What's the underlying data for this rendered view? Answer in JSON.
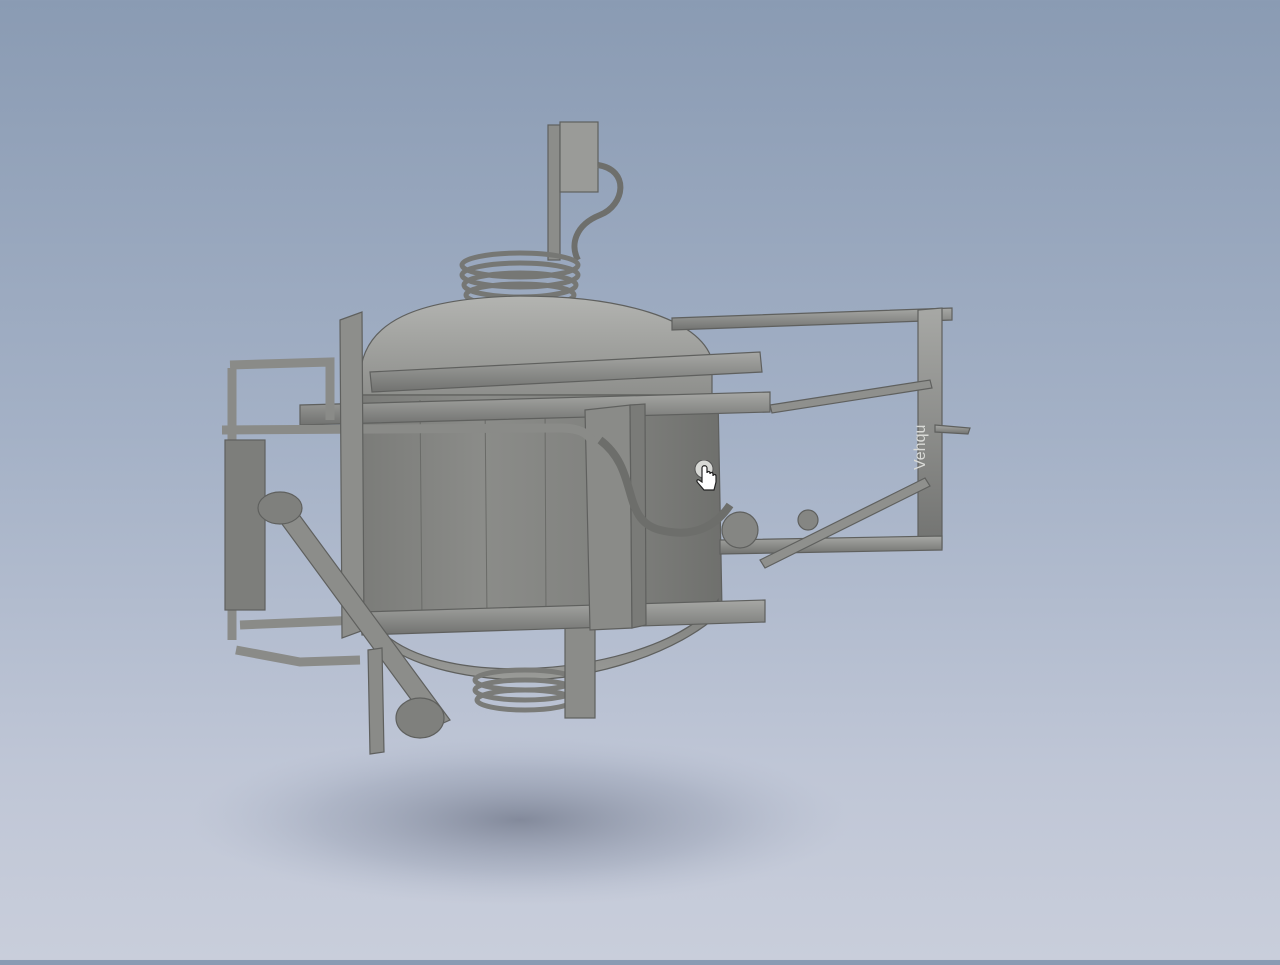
{
  "viewport": {
    "model_name": "sprayer-tank-assembly",
    "background_colors": [
      "#8a9bb3",
      "#c9cedb"
    ],
    "model_color": "#8e8f8c"
  },
  "decal": {
    "text": "Vehqu"
  },
  "cursor": {
    "type": "hand-pointer"
  }
}
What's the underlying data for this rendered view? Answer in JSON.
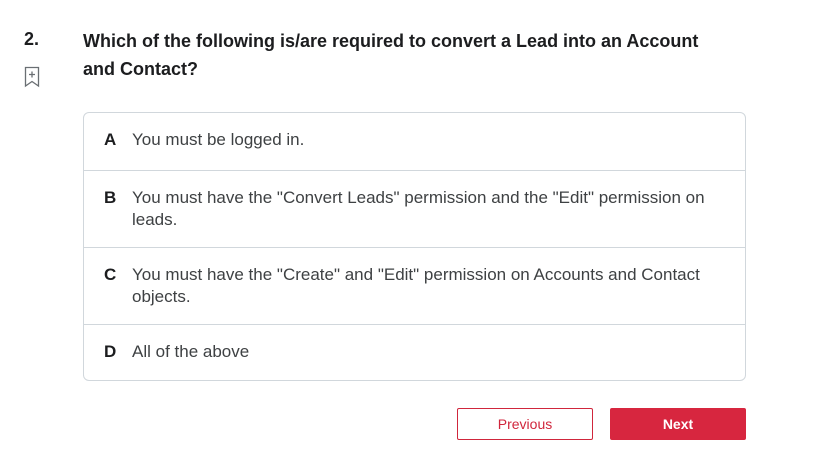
{
  "question": {
    "number": "2.",
    "text": "Which of the following is/are required to convert a Lead into an Account and Contact?",
    "bookmark_icon": "bookmark-plus-icon"
  },
  "options": [
    {
      "letter": "A",
      "text": "You must be logged in."
    },
    {
      "letter": "B",
      "text": "You must have the \"Convert Leads\" permission and the \"Edit\" permission on leads."
    },
    {
      "letter": "C",
      "text": "You must have the \"Create\" and \"Edit\" permission on Accounts and Contact objects."
    },
    {
      "letter": "D",
      "text": "All of the above"
    }
  ],
  "buttons": {
    "previous_label": "Previous",
    "next_label": "Next"
  },
  "colors": {
    "accent": "#d7263f",
    "border": "#d1d7dc",
    "text": "#1c1d1f"
  }
}
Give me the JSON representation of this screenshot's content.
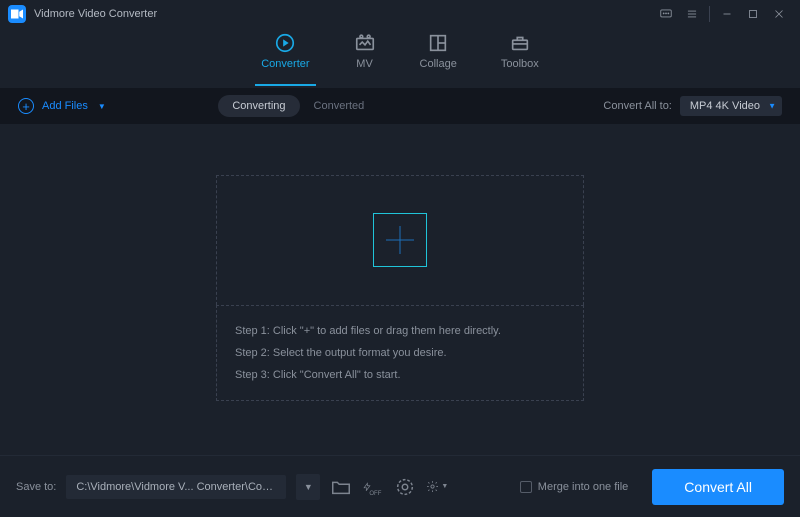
{
  "title": "Vidmore Video Converter",
  "icons": {
    "feedback": "feedback-icon",
    "menu": "menu-icon",
    "minimize": "minimize-icon",
    "maximize": "maximize-icon",
    "close": "close-icon"
  },
  "nav": {
    "converter": "Converter",
    "mv": "MV",
    "collage": "Collage",
    "toolbox": "Toolbox"
  },
  "subbar": {
    "add_files": "Add Files",
    "converting": "Converting",
    "converted": "Converted",
    "convert_all_to": "Convert All to:",
    "format_selected": "MP4 4K Video"
  },
  "drop": {
    "step1": "Step 1: Click \"+\" to add files or drag them here directly.",
    "step2": "Step 2: Select the output format you desire.",
    "step3": "Step 3: Click \"Convert All\" to start."
  },
  "footer": {
    "save_to": "Save to:",
    "path": "C:\\Vidmore\\Vidmore V... Converter\\Converted",
    "merge": "Merge into one file",
    "convert_all": "Convert All"
  }
}
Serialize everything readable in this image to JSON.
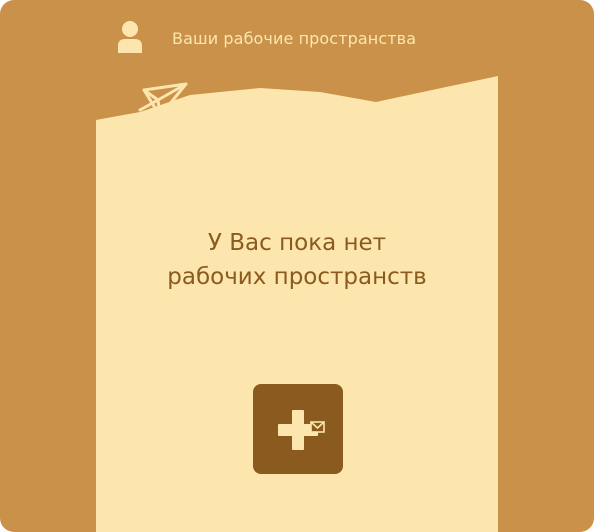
{
  "header": {
    "title": "Ваши рабочие пространства",
    "user_icon": "user-icon"
  },
  "main": {
    "empty_line1": "У Вас пока нет",
    "empty_line2": "рабочих пространств",
    "add_icon": "plus-envelope-icon",
    "corner_icon": "paper-plane-icon"
  },
  "colors": {
    "background": "#C9914A",
    "paper": "#FCE6AD",
    "header_text": "#FCE6AD",
    "message_text": "#8A5A1F",
    "button": "#8A5A1F",
    "button_icon": "#FCE6AD"
  }
}
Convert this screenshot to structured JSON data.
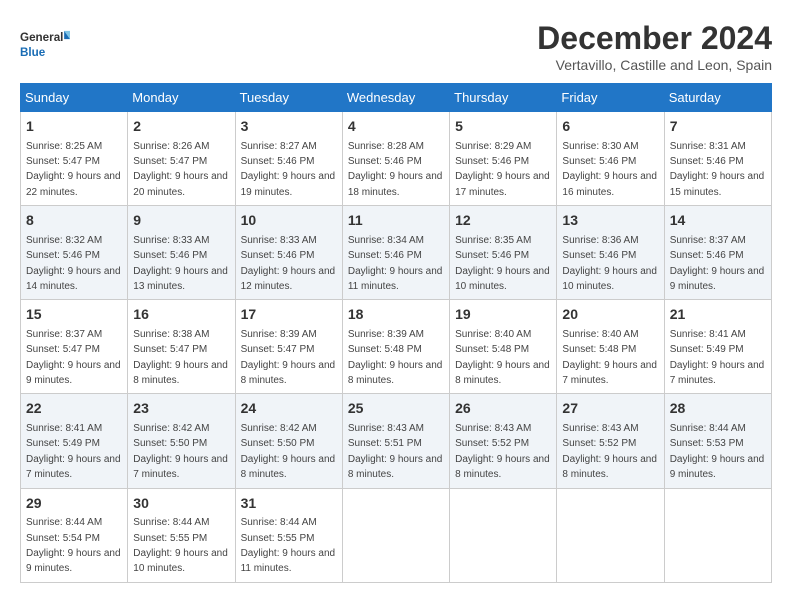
{
  "logo": {
    "general": "General",
    "blue": "Blue"
  },
  "title": "December 2024",
  "subtitle": "Vertavillo, Castille and Leon, Spain",
  "days_of_week": [
    "Sunday",
    "Monday",
    "Tuesday",
    "Wednesday",
    "Thursday",
    "Friday",
    "Saturday"
  ],
  "weeks": [
    [
      {
        "day": "1",
        "sunrise": "8:25 AM",
        "sunset": "5:47 PM",
        "daylight": "9 hours and 22 minutes."
      },
      {
        "day": "2",
        "sunrise": "8:26 AM",
        "sunset": "5:47 PM",
        "daylight": "9 hours and 20 minutes."
      },
      {
        "day": "3",
        "sunrise": "8:27 AM",
        "sunset": "5:46 PM",
        "daylight": "9 hours and 19 minutes."
      },
      {
        "day": "4",
        "sunrise": "8:28 AM",
        "sunset": "5:46 PM",
        "daylight": "9 hours and 18 minutes."
      },
      {
        "day": "5",
        "sunrise": "8:29 AM",
        "sunset": "5:46 PM",
        "daylight": "9 hours and 17 minutes."
      },
      {
        "day": "6",
        "sunrise": "8:30 AM",
        "sunset": "5:46 PM",
        "daylight": "9 hours and 16 minutes."
      },
      {
        "day": "7",
        "sunrise": "8:31 AM",
        "sunset": "5:46 PM",
        "daylight": "9 hours and 15 minutes."
      }
    ],
    [
      {
        "day": "8",
        "sunrise": "8:32 AM",
        "sunset": "5:46 PM",
        "daylight": "9 hours and 14 minutes."
      },
      {
        "day": "9",
        "sunrise": "8:33 AM",
        "sunset": "5:46 PM",
        "daylight": "9 hours and 13 minutes."
      },
      {
        "day": "10",
        "sunrise": "8:33 AM",
        "sunset": "5:46 PM",
        "daylight": "9 hours and 12 minutes."
      },
      {
        "day": "11",
        "sunrise": "8:34 AM",
        "sunset": "5:46 PM",
        "daylight": "9 hours and 11 minutes."
      },
      {
        "day": "12",
        "sunrise": "8:35 AM",
        "sunset": "5:46 PM",
        "daylight": "9 hours and 10 minutes."
      },
      {
        "day": "13",
        "sunrise": "8:36 AM",
        "sunset": "5:46 PM",
        "daylight": "9 hours and 10 minutes."
      },
      {
        "day": "14",
        "sunrise": "8:37 AM",
        "sunset": "5:46 PM",
        "daylight": "9 hours and 9 minutes."
      }
    ],
    [
      {
        "day": "15",
        "sunrise": "8:37 AM",
        "sunset": "5:47 PM",
        "daylight": "9 hours and 9 minutes."
      },
      {
        "day": "16",
        "sunrise": "8:38 AM",
        "sunset": "5:47 PM",
        "daylight": "9 hours and 8 minutes."
      },
      {
        "day": "17",
        "sunrise": "8:39 AM",
        "sunset": "5:47 PM",
        "daylight": "9 hours and 8 minutes."
      },
      {
        "day": "18",
        "sunrise": "8:39 AM",
        "sunset": "5:48 PM",
        "daylight": "9 hours and 8 minutes."
      },
      {
        "day": "19",
        "sunrise": "8:40 AM",
        "sunset": "5:48 PM",
        "daylight": "9 hours and 8 minutes."
      },
      {
        "day": "20",
        "sunrise": "8:40 AM",
        "sunset": "5:48 PM",
        "daylight": "9 hours and 7 minutes."
      },
      {
        "day": "21",
        "sunrise": "8:41 AM",
        "sunset": "5:49 PM",
        "daylight": "9 hours and 7 minutes."
      }
    ],
    [
      {
        "day": "22",
        "sunrise": "8:41 AM",
        "sunset": "5:49 PM",
        "daylight": "9 hours and 7 minutes."
      },
      {
        "day": "23",
        "sunrise": "8:42 AM",
        "sunset": "5:50 PM",
        "daylight": "9 hours and 7 minutes."
      },
      {
        "day": "24",
        "sunrise": "8:42 AM",
        "sunset": "5:50 PM",
        "daylight": "9 hours and 8 minutes."
      },
      {
        "day": "25",
        "sunrise": "8:43 AM",
        "sunset": "5:51 PM",
        "daylight": "9 hours and 8 minutes."
      },
      {
        "day": "26",
        "sunrise": "8:43 AM",
        "sunset": "5:52 PM",
        "daylight": "9 hours and 8 minutes."
      },
      {
        "day": "27",
        "sunrise": "8:43 AM",
        "sunset": "5:52 PM",
        "daylight": "9 hours and 8 minutes."
      },
      {
        "day": "28",
        "sunrise": "8:44 AM",
        "sunset": "5:53 PM",
        "daylight": "9 hours and 9 minutes."
      }
    ],
    [
      {
        "day": "29",
        "sunrise": "8:44 AM",
        "sunset": "5:54 PM",
        "daylight": "9 hours and 9 minutes."
      },
      {
        "day": "30",
        "sunrise": "8:44 AM",
        "sunset": "5:55 PM",
        "daylight": "9 hours and 10 minutes."
      },
      {
        "day": "31",
        "sunrise": "8:44 AM",
        "sunset": "5:55 PM",
        "daylight": "9 hours and 11 minutes."
      },
      null,
      null,
      null,
      null
    ]
  ]
}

----

◆ **Aim**
Check each line of the entries for the string "paper". Copy the lines that have it.

◆ **Complete answer**
    "corner_icon": "paper-plane-icon"
    "paper": "#FCE6AD",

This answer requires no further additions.